===== Stored rows

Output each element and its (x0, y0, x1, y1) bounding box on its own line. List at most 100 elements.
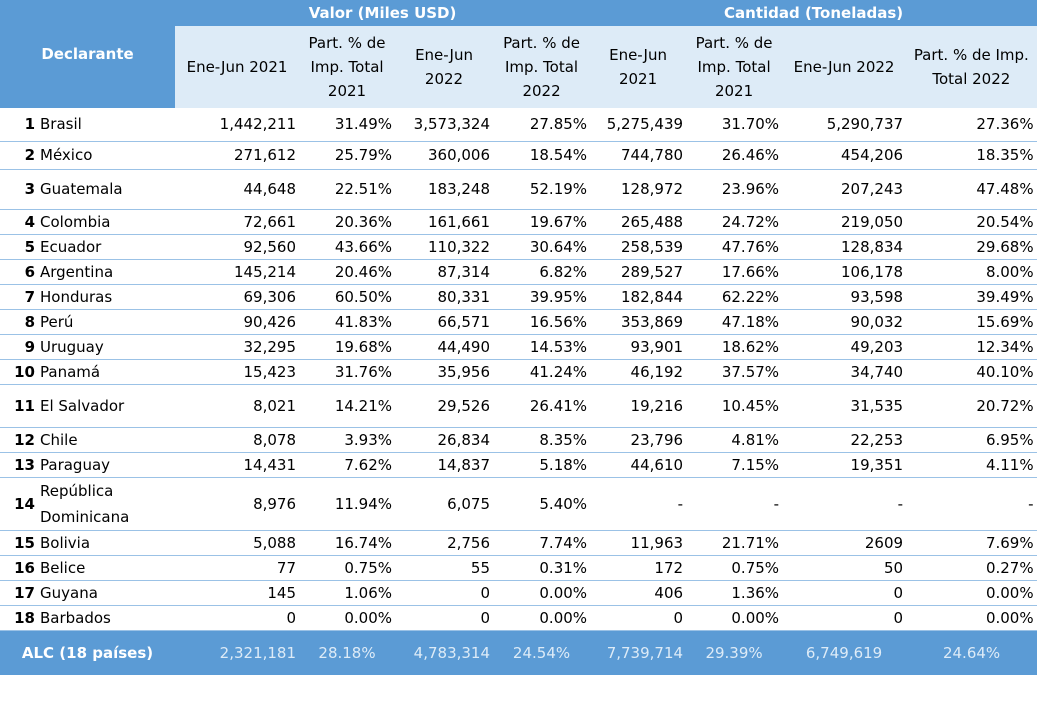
country-name: El Salvador (40, 384, 176, 428)
table-cell: 145,214 (175, 259, 300, 285)
table-cell: 87,314 (395, 259, 494, 285)
table-cell: 66,571 (395, 309, 494, 335)
table-cell: 18.54% (493, 141, 591, 170)
table-cell: 1.36% (686, 580, 783, 606)
cantidad-group-header: Cantidad (Toneladas) (590, 0, 1037, 26)
table-cell: 0 (590, 605, 687, 631)
table-cell: 7.74% (493, 530, 591, 556)
country-name: Paraguay (40, 452, 176, 478)
table-cell: 34,740 (782, 359, 907, 385)
table-cell: 0.31% (493, 555, 591, 581)
table-cell: 46,192 (590, 359, 687, 385)
table-cell: 15,423 (175, 359, 300, 385)
table-row: 8 Perú 90,426 41.83% 66,571 16.56% 353,869 47.1… (0, 309, 1037, 335)
table-cell: 0 (782, 580, 907, 606)
total-cell: 28.18% (299, 630, 396, 675)
table-cell: 20.46% (299, 259, 396, 285)
total-cell: 2,321,181 (175, 630, 300, 675)
table-cell: 44,490 (395, 334, 494, 360)
total-label: ALC (18 países) (0, 630, 176, 675)
table-cell: 49,203 (782, 334, 907, 360)
table-cell: 31,535 (782, 384, 907, 428)
table-cell: 93,598 (782, 284, 907, 310)
row-rank: 9 (0, 334, 40, 360)
table-cell: 161,661 (395, 209, 494, 235)
total-row: ALC (18 países) 2,321,181 28.18% 4,783,3… (0, 630, 1037, 675)
table-cell: - (782, 477, 907, 531)
table-cell: 40.10% (906, 359, 1037, 385)
table-cell: 77 (175, 555, 300, 581)
table-cell: 20.54% (906, 209, 1037, 235)
table-cell: 16.56% (493, 309, 591, 335)
country-name: Guatemala (40, 169, 176, 210)
table-cell: 4.11% (906, 452, 1037, 478)
column-header: Ene-Jun 2021 (175, 26, 300, 108)
table-cell: 1.06% (299, 580, 396, 606)
table-cell: 14,837 (395, 452, 494, 478)
table-cell: 145 (175, 580, 300, 606)
column-header: Ene-Jun 2022 (395, 26, 494, 108)
table-row: 5 Ecuador 92,560 43.66% 110,322 30.64% 258,539… (0, 234, 1037, 260)
table-cell: 41.83% (299, 309, 396, 335)
table-cell: 454,206 (782, 141, 907, 170)
row-rank: 3 (0, 169, 40, 210)
table-cell: 31.76% (299, 359, 396, 385)
table-cell: 12.34% (906, 334, 1037, 360)
table-cell: 8,976 (175, 477, 300, 531)
table-cell: 6,075 (395, 477, 494, 531)
table-row: 2 México 271,612 25.79% 360,006 18.54% 744,780… (0, 141, 1037, 170)
table-cell: 25.79% (299, 141, 396, 170)
table-cell: 106,178 (782, 259, 907, 285)
table-cell: 4.81% (686, 427, 783, 453)
total-cell: 24.54% (493, 630, 591, 675)
row-rank: 12 (0, 427, 40, 453)
table-cell: 29,526 (395, 384, 494, 428)
table-cell: 0.75% (299, 555, 396, 581)
table-cell: 258,539 (590, 234, 687, 260)
table-cell: 19,216 (590, 384, 687, 428)
table-cell: 265,488 (590, 209, 687, 235)
table-cell: 172 (590, 555, 687, 581)
table-cell: 6.82% (493, 259, 591, 285)
table-row: 13 Paraguay 14,431 7.62% 14,837 5.18% 44,610 7.… (0, 452, 1037, 478)
total-cell: 6,749,619 (782, 630, 907, 675)
total-cell: 7,739,714 (590, 630, 687, 675)
table-cell: 6.95% (906, 427, 1037, 453)
table-cell: 60.50% (299, 284, 396, 310)
row-rank: 13 (0, 452, 40, 478)
table-cell: 19.67% (493, 209, 591, 235)
table-row: 16 Belice 77 0.75% 55 0.31% 172 0.75% 50 0.27% (0, 555, 1037, 581)
table-cell: 1,442,211 (175, 108, 300, 142)
table-cell: - (906, 477, 1037, 531)
table-row: 15 Bolivia 5,088 16.74% 2,756 7.74% 11,963 21.7… (0, 530, 1037, 556)
table-cell: 69,306 (175, 284, 300, 310)
table-cell: 15.69% (906, 309, 1037, 335)
table-cell: 128,834 (782, 234, 907, 260)
table-cell: 29.68% (906, 234, 1037, 260)
country-name: Guyana (40, 580, 176, 606)
country-name: Barbados (40, 605, 176, 631)
table-cell: 182,844 (590, 284, 687, 310)
country-name: Bolivia (40, 530, 176, 556)
table-cell: 41.24% (493, 359, 591, 385)
table-cell: 90,426 (175, 309, 300, 335)
table-cell: 7.15% (686, 452, 783, 478)
table-cell: 90,032 (782, 309, 907, 335)
table-cell: 92,560 (175, 234, 300, 260)
table-cell: 0 (395, 580, 494, 606)
table-cell: 5,275,439 (590, 108, 687, 142)
table-cell: 47.48% (906, 169, 1037, 210)
table-cell: 0 (782, 605, 907, 631)
table-cell: 8,078 (175, 427, 300, 453)
table-row: 12 Chile 8,078 3.93% 26,834 8.35% 23,796 4.81% 2… (0, 427, 1037, 453)
table-cell: 44,610 (590, 452, 687, 478)
row-rank: 18 (0, 605, 40, 631)
table-cell: 18.35% (906, 141, 1037, 170)
country-name: México (40, 141, 176, 170)
table-row: 10 Panamá 15,423 31.76% 35,956 41.24% 46,192 37… (0, 359, 1037, 385)
table-cell: 110,322 (395, 234, 494, 260)
table-cell: 7.62% (299, 452, 396, 478)
table-row: 14 República Dominicana 8,976 11.94% 6,075 5.… (0, 477, 1037, 531)
country-name: Brasil (40, 108, 176, 142)
table-cell: 11,963 (590, 530, 687, 556)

==========

Written exercise
Return every line of the data above word for word, leaving out the picture lines.

Answer for this exercise
Output each element and its (x0, y0, x1, y1) bounding box on its own line. List at most 100 elements.
country-name: El Salvador (40, 384, 176, 428)
table-cell: 145,214 (175, 259, 300, 285)
table-cell: 87,314 (395, 259, 494, 285)
table-cell: 66,571 (395, 309, 494, 335)
table-cell: 18.54% (493, 141, 591, 170)
table-cell: 1.36% (686, 580, 783, 606)
cantidad-group-header: Cantidad (Toneladas) (590, 0, 1037, 26)
table-cell: 0 (590, 605, 687, 631)
table-cell: 7.74% (493, 530, 591, 556)
country-name: Paraguay (40, 452, 176, 478)
table-cell: 34,740 (782, 359, 907, 385)
table-cell: 0.31% (493, 555, 591, 581)
table-cell: 46,192 (590, 359, 687, 385)
table-cell: 15,423 (175, 359, 300, 385)
table-row: 8 Perú 90,426 41.83% 66,571 16.56% 353,869 47.1… (0, 309, 1037, 335)
table-cell: 0 (782, 580, 907, 606)
total-cell: 28.18% (299, 630, 396, 675)
table-cell: 20.46% (299, 259, 396, 285)
total-cell: 2,321,181 (175, 630, 300, 675)
table-cell: 44,490 (395, 334, 494, 360)
total-label: ALC (18 países) (0, 630, 176, 675)
table-cell: 49,203 (782, 334, 907, 360)
table-cell: 31,535 (782, 384, 907, 428)
table-cell: 93,598 (782, 284, 907, 310)
row-rank: 9 (0, 334, 40, 360)
table-cell: 161,661 (395, 209, 494, 235)
total-row: ALC (18 países) 2,321,181 28.18% 4,783,3… (0, 630, 1037, 675)
table-cell: - (782, 477, 907, 531)
table-cell: 40.10% (906, 359, 1037, 385)
table-cell: 77 (175, 555, 300, 581)
table-cell: 20.54% (906, 209, 1037, 235)
table-cell: 16.56% (493, 309, 591, 335)
country-name: Guatemala (40, 169, 176, 210)
table-cell: 4.11% (906, 452, 1037, 478)
column-header: Ene-Jun 2021 (175, 26, 300, 108)
table-cell: 1.06% (299, 580, 396, 606)
table-cell: 14,837 (395, 452, 494, 478)
table-cell: 145 (175, 580, 300, 606)
column-header: Ene-Jun 2022 (395, 26, 494, 108)
table-row: 5 Ecuador 92,560 43.66% 110,322 30.64% 258,539… (0, 234, 1037, 260)
table-cell: 41.83% (299, 309, 396, 335)
table-cell: 454,206 (782, 141, 907, 170)
row-rank: 3 (0, 169, 40, 210)
table-cell: 31.76% (299, 359, 396, 385)
table-cell: 12.34% (906, 334, 1037, 360)
table-cell: 8,976 (175, 477, 300, 531)
table-cell: 6,075 (395, 477, 494, 531)
table-row: 2 México 271,612 25.79% 360,006 18.54% 744,780… (0, 141, 1037, 170)
table-cell: 25.79% (299, 141, 396, 170)
table-cell: 106,178 (782, 259, 907, 285)
table-cell: 4.81% (686, 427, 783, 453)
total-cell: 24.54% (493, 630, 591, 675)
row-rank: 12 (0, 427, 40, 453)
table-cell: 29,526 (395, 384, 494, 428)
table-cell: 0.75% (299, 555, 396, 581)
table-cell: 258,539 (590, 234, 687, 260)
table-cell: 19,216 (590, 384, 687, 428)
table-cell: 265,488 (590, 209, 687, 235)
table-cell: 172 (590, 555, 687, 581)
table-cell: 6.82% (493, 259, 591, 285)
table-row: 13 Paraguay 14,431 7.62% 14,837 5.18% 44,610 7.… (0, 452, 1037, 478)
total-cell: 6,749,619 (782, 630, 907, 675)
total-cell: 7,739,714 (590, 630, 687, 675)
table-cell: 6.95% (906, 427, 1037, 453)
table-cell: 60.50% (299, 284, 396, 310)
row-rank: 13 (0, 452, 40, 478)
table-cell: 19.67% (493, 209, 591, 235)
table-row: 16 Belice 77 0.75% 55 0.31% 172 0.75% 50 0.27% (0, 555, 1037, 581)
table-cell: 1,442,211 (175, 108, 300, 142)
table-cell: - (906, 477, 1037, 531)
table-row: 15 Bolivia 5,088 16.74% 2,756 7.74% 11,963 21.7… (0, 530, 1037, 556)
table-cell: 69,306 (175, 284, 300, 310)
table-cell: 15.69% (906, 309, 1037, 335)
table-cell: 128,834 (782, 234, 907, 260)
table-cell: 29.68% (906, 234, 1037, 260)
country-name: Guyana (40, 580, 176, 606)
country-name: Barbados (40, 605, 176, 631)
table-cell: 182,844 (590, 284, 687, 310)
country-name: Bolivia (40, 530, 176, 556)
table-cell: 41.24% (493, 359, 591, 385)
table-cell: 90,426 (175, 309, 300, 335)
table-cell: 7.15% (686, 452, 783, 478)
table-cell: 90,032 (782, 309, 907, 335)
table-cell: 92,560 (175, 234, 300, 260)
table-cell: 0 (395, 580, 494, 606)
table-cell: 5,275,439 (590, 108, 687, 142)
table-cell: 47.48% (906, 169, 1037, 210)
table-cell: 0 (782, 605, 907, 631)
table-cell: 8,078 (175, 427, 300, 453)
table-row: 12 Chile 8,078 3.93% 26,834 8.35% 23,796 4.81% 2… (0, 427, 1037, 453)
table-cell: 44,610 (590, 452, 687, 478)
row-rank: 18 (0, 605, 40, 631)
table-cell: 18.35% (906, 141, 1037, 170)
country-name: México (40, 141, 176, 170)
table-row: 10 Panamá 15,423 31.76% 35,956 41.24% 46,192 37… (0, 359, 1037, 385)
table-cell: 110,322 (395, 234, 494, 260)
table-cell: 7.62% (299, 452, 396, 478)
table-row: 14 República Dominicana 8,976 11.94% 6,075 5.… (0, 477, 1037, 531)
country-name: Brasil (40, 108, 176, 142)
table-cell: 11,963 (590, 530, 687, 556)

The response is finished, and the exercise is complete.